**What you need to do:**
Find each line containing the string "structured" and return it.

* START *

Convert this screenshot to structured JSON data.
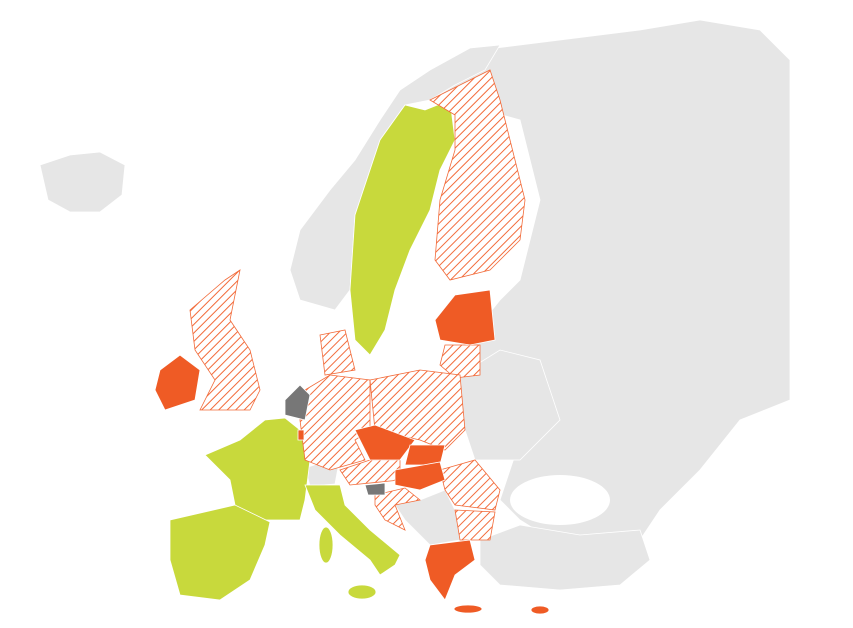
{
  "map": {
    "colors": {
      "background": "#ffffff",
      "land": "#e6e6e6",
      "lime": "#c8d93c",
      "orange": "#ef5b25",
      "hatch": "#f26b3a",
      "dark_gray": "#777777"
    }
  }
}
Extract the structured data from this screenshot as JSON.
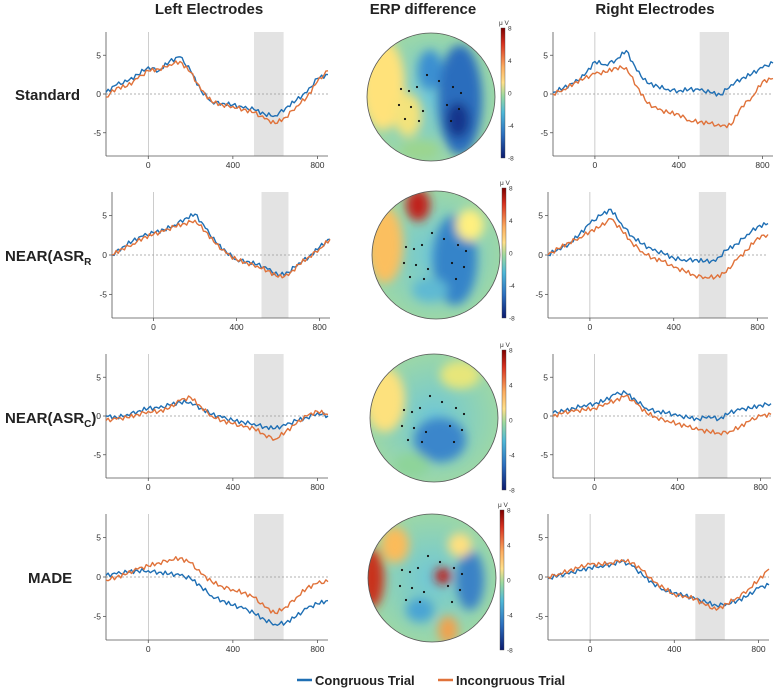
{
  "figure": {
    "col_titles": [
      "Left Electrodes",
      "ERP difference",
      "Right Electrodes"
    ],
    "rows": [
      {
        "label_main": "Standard",
        "label_sub": "",
        "label_tail": ""
      },
      {
        "label_main": "NEAR(ASR",
        "label_sub": "R",
        "label_tail": ""
      },
      {
        "label_main": "NEAR(ASR",
        "label_sub": "C",
        "label_tail": ")"
      },
      {
        "label_main": "MADE",
        "label_sub": "",
        "label_tail": ""
      }
    ],
    "colorbar": {
      "unit": "μ V",
      "ticks": [
        "8",
        "4",
        "0",
        "-4",
        "-8"
      ]
    },
    "legend": {
      "series1": "Congruous Trial",
      "series2": "Incongruous Trial"
    },
    "colors": {
      "congruous": "#1f6fb4",
      "incongruous": "#e0723a",
      "shade": "#e3e3e3"
    }
  },
  "chart_data": {
    "type": "line",
    "xlabel": "",
    "ylabel": "",
    "xlim": [
      -200,
      850
    ],
    "ylim": [
      8,
      -8
    ],
    "y_inverted": true,
    "xticks": [
      0,
      400,
      800
    ],
    "yticks": [
      -5,
      0,
      5
    ],
    "legend_position": "bottom",
    "panels": [
      {
        "row": "Standard",
        "side": "Left Electrodes",
        "shade": [
          500,
          640
        ],
        "x": [
          -200,
          -150,
          -100,
          -50,
          0,
          50,
          100,
          150,
          200,
          250,
          300,
          350,
          400,
          450,
          500,
          550,
          600,
          650,
          700,
          750,
          800,
          850
        ],
        "series": [
          {
            "name": "Congruous Trial",
            "values": [
              0.2,
              1.2,
              1.6,
              2.5,
              3.5,
              3.0,
              4.2,
              4.8,
              3.0,
              0.4,
              -1.0,
              -1.2,
              -1.4,
              -1.8,
              -2.0,
              -2.6,
              -2.8,
              -1.8,
              -0.8,
              0.2,
              2.0,
              2.5
            ]
          },
          {
            "name": "Incongruous Trial",
            "values": [
              -0.4,
              0.8,
              1.0,
              2.0,
              3.0,
              3.2,
              3.8,
              4.2,
              2.8,
              0.5,
              -1.0,
              -1.4,
              -1.6,
              -2.0,
              -2.4,
              -3.2,
              -3.8,
              -3.0,
              -1.6,
              -0.4,
              1.6,
              3.0
            ]
          }
        ]
      },
      {
        "row": "Standard",
        "side": "Right Electrodes",
        "shade": [
          500,
          640
        ],
        "x": [
          -200,
          -150,
          -100,
          -50,
          0,
          50,
          100,
          150,
          200,
          250,
          300,
          350,
          400,
          450,
          500,
          550,
          600,
          650,
          700,
          750,
          800,
          850
        ],
        "series": [
          {
            "name": "Congruous Trial",
            "values": [
              0.2,
              0.8,
              1.4,
              2.4,
              4.2,
              3.8,
              4.4,
              5.6,
              3.0,
              1.4,
              1.0,
              0.6,
              0.4,
              0.6,
              0.5,
              0.2,
              -0.1,
              1.2,
              2.0,
              2.6,
              3.4,
              4.0
            ]
          },
          {
            "name": "Incongruous Trial",
            "values": [
              0.0,
              0.6,
              1.4,
              2.0,
              2.6,
              2.8,
              3.4,
              3.4,
              1.0,
              -1.2,
              -2.0,
              -2.4,
              -2.6,
              -3.4,
              -3.6,
              -3.8,
              -4.2,
              -4.0,
              -1.6,
              -0.4,
              1.6,
              2.0
            ]
          }
        ]
      },
      {
        "row": "NEAR(ASR_R)",
        "side": "Left Electrodes",
        "shade": [
          520,
          650
        ],
        "x": [
          -200,
          -150,
          -100,
          -50,
          0,
          50,
          100,
          150,
          200,
          250,
          300,
          350,
          400,
          450,
          500,
          550,
          600,
          650,
          700,
          750,
          800,
          850
        ],
        "series": [
          {
            "name": "Congruous Trial",
            "values": [
              0.0,
              1.0,
              1.8,
              2.4,
              2.8,
              3.2,
              3.8,
              4.6,
              5.2,
              3.4,
              1.6,
              0.4,
              -0.6,
              -0.8,
              -1.2,
              -1.8,
              -2.6,
              -2.2,
              -1.0,
              -0.2,
              1.0,
              2.0
            ]
          },
          {
            "name": "Incongruous Trial",
            "values": [
              0.0,
              0.8,
              1.4,
              2.2,
              2.6,
              3.0,
              3.6,
              4.0,
              4.4,
              3.0,
              1.4,
              0.2,
              -0.6,
              -1.0,
              -1.4,
              -2.0,
              -2.8,
              -2.6,
              -1.2,
              -0.2,
              0.8,
              2.0
            ]
          }
        ]
      },
      {
        "row": "NEAR(ASR_R)",
        "side": "Right Electrodes",
        "shade": [
          520,
          650
        ],
        "x": [
          -200,
          -150,
          -100,
          -50,
          0,
          50,
          100,
          150,
          200,
          250,
          300,
          350,
          400,
          450,
          500,
          550,
          600,
          650,
          700,
          750,
          800,
          850
        ],
        "series": [
          {
            "name": "Congruous Trial",
            "values": [
              0.0,
              0.8,
              1.4,
              2.6,
              4.0,
              5.0,
              5.8,
              4.0,
              2.4,
              1.4,
              0.6,
              0.2,
              -0.4,
              -0.6,
              -0.6,
              -0.8,
              -0.8,
              0.6,
              1.4,
              2.6,
              3.6,
              4.0
            ]
          },
          {
            "name": "Incongruous Trial",
            "values": [
              0.0,
              0.8,
              1.6,
              2.2,
              3.0,
              3.6,
              4.6,
              3.2,
              1.6,
              0.4,
              -0.4,
              -0.8,
              -1.6,
              -2.0,
              -2.6,
              -2.8,
              -2.8,
              -2.2,
              -0.6,
              0.6,
              2.2,
              2.6
            ]
          }
        ]
      },
      {
        "row": "NEAR(ASR_C)",
        "side": "Left Electrodes",
        "shade": [
          500,
          640
        ],
        "x": [
          -200,
          -150,
          -100,
          -50,
          0,
          50,
          100,
          150,
          200,
          250,
          300,
          350,
          400,
          450,
          500,
          550,
          600,
          650,
          700,
          750,
          800,
          850
        ],
        "series": [
          {
            "name": "Congruous Trial",
            "values": [
              0.0,
              -0.2,
              0.2,
              0.6,
              1.0,
              1.0,
              1.4,
              1.8,
              1.8,
              1.0,
              0.2,
              -0.2,
              -0.6,
              -0.8,
              -1.0,
              -1.4,
              -1.6,
              -1.2,
              -0.6,
              -0.2,
              0.4,
              0.0
            ]
          },
          {
            "name": "Incongruous Trial",
            "values": [
              -0.6,
              -0.4,
              -0.2,
              0.2,
              0.6,
              0.6,
              1.0,
              2.0,
              2.4,
              1.2,
              0.0,
              -0.6,
              -1.0,
              -1.4,
              -1.6,
              -2.4,
              -3.0,
              -2.0,
              -1.0,
              0.0,
              0.6,
              0.2
            ]
          }
        ]
      },
      {
        "row": "NEAR(ASR_C)",
        "side": "Right Electrodes",
        "shade": [
          500,
          640
        ],
        "x": [
          -200,
          -150,
          -100,
          -50,
          0,
          50,
          100,
          150,
          200,
          250,
          300,
          350,
          400,
          450,
          500,
          550,
          600,
          650,
          700,
          750,
          800,
          850
        ],
        "series": [
          {
            "name": "Congruous Trial",
            "values": [
              0.4,
              0.6,
              1.0,
              1.4,
              1.6,
              2.0,
              2.8,
              3.0,
              2.0,
              1.0,
              0.6,
              0.4,
              0.0,
              -0.2,
              -0.4,
              0.0,
              -0.4,
              0.4,
              0.8,
              1.0,
              1.4,
              1.6
            ]
          },
          {
            "name": "Incongruous Trial",
            "values": [
              0.0,
              0.4,
              0.6,
              0.8,
              1.0,
              1.6,
              2.0,
              2.6,
              1.6,
              0.4,
              -0.2,
              -0.6,
              -1.0,
              -1.4,
              -1.8,
              -2.0,
              -2.2,
              -2.0,
              -1.4,
              -0.6,
              0.0,
              0.2
            ]
          }
        ]
      },
      {
        "row": "MADE",
        "side": "Left Electrodes",
        "shade": [
          500,
          640
        ],
        "x": [
          -200,
          -150,
          -100,
          -50,
          0,
          50,
          100,
          150,
          200,
          250,
          300,
          350,
          400,
          450,
          500,
          550,
          600,
          650,
          700,
          750,
          800,
          850
        ],
        "series": [
          {
            "name": "Congruous Trial",
            "values": [
              0.2,
              0.4,
              0.6,
              0.8,
              0.8,
              0.6,
              0.4,
              0.2,
              -0.2,
              -1.2,
              -2.4,
              -3.0,
              -3.6,
              -4.0,
              -4.6,
              -5.4,
              -6.0,
              -5.8,
              -5.0,
              -4.0,
              -3.4,
              -3.0
            ]
          },
          {
            "name": "Incongruous Trial",
            "values": [
              -0.4,
              0.0,
              0.4,
              1.0,
              1.4,
              1.8,
              2.2,
              2.4,
              1.8,
              0.4,
              -0.6,
              -1.2,
              -1.6,
              -2.0,
              -2.6,
              -3.8,
              -4.6,
              -3.8,
              -2.6,
              -1.4,
              -0.8,
              -0.6
            ]
          }
        ]
      },
      {
        "row": "MADE",
        "side": "Right Electrodes",
        "shade": [
          500,
          640
        ],
        "x": [
          -200,
          -150,
          -100,
          -50,
          0,
          50,
          100,
          150,
          200,
          250,
          300,
          350,
          400,
          450,
          500,
          550,
          600,
          650,
          700,
          750,
          800,
          850
        ],
        "series": [
          {
            "name": "Congruous Trial",
            "values": [
              -0.2,
              0.2,
              0.4,
              0.8,
              1.2,
              1.4,
              1.6,
              2.0,
              1.4,
              0.2,
              -0.8,
              -1.6,
              -2.0,
              -2.4,
              -2.8,
              -3.2,
              -3.6,
              -3.4,
              -3.0,
              -2.4,
              -1.4,
              -1.0
            ]
          },
          {
            "name": "Incongruous Trial",
            "values": [
              0.0,
              0.4,
              0.8,
              1.2,
              1.6,
              1.6,
              1.8,
              2.2,
              1.8,
              0.8,
              -0.6,
              -1.4,
              -2.2,
              -2.4,
              -2.8,
              -3.6,
              -4.2,
              -3.4,
              -2.6,
              -1.6,
              -0.4,
              1.0
            ]
          }
        ]
      }
    ]
  }
}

* END *

**Answer in full:**
Convert this screenshot to structured JSON data.
Extract the structured data from this screenshot as JSON.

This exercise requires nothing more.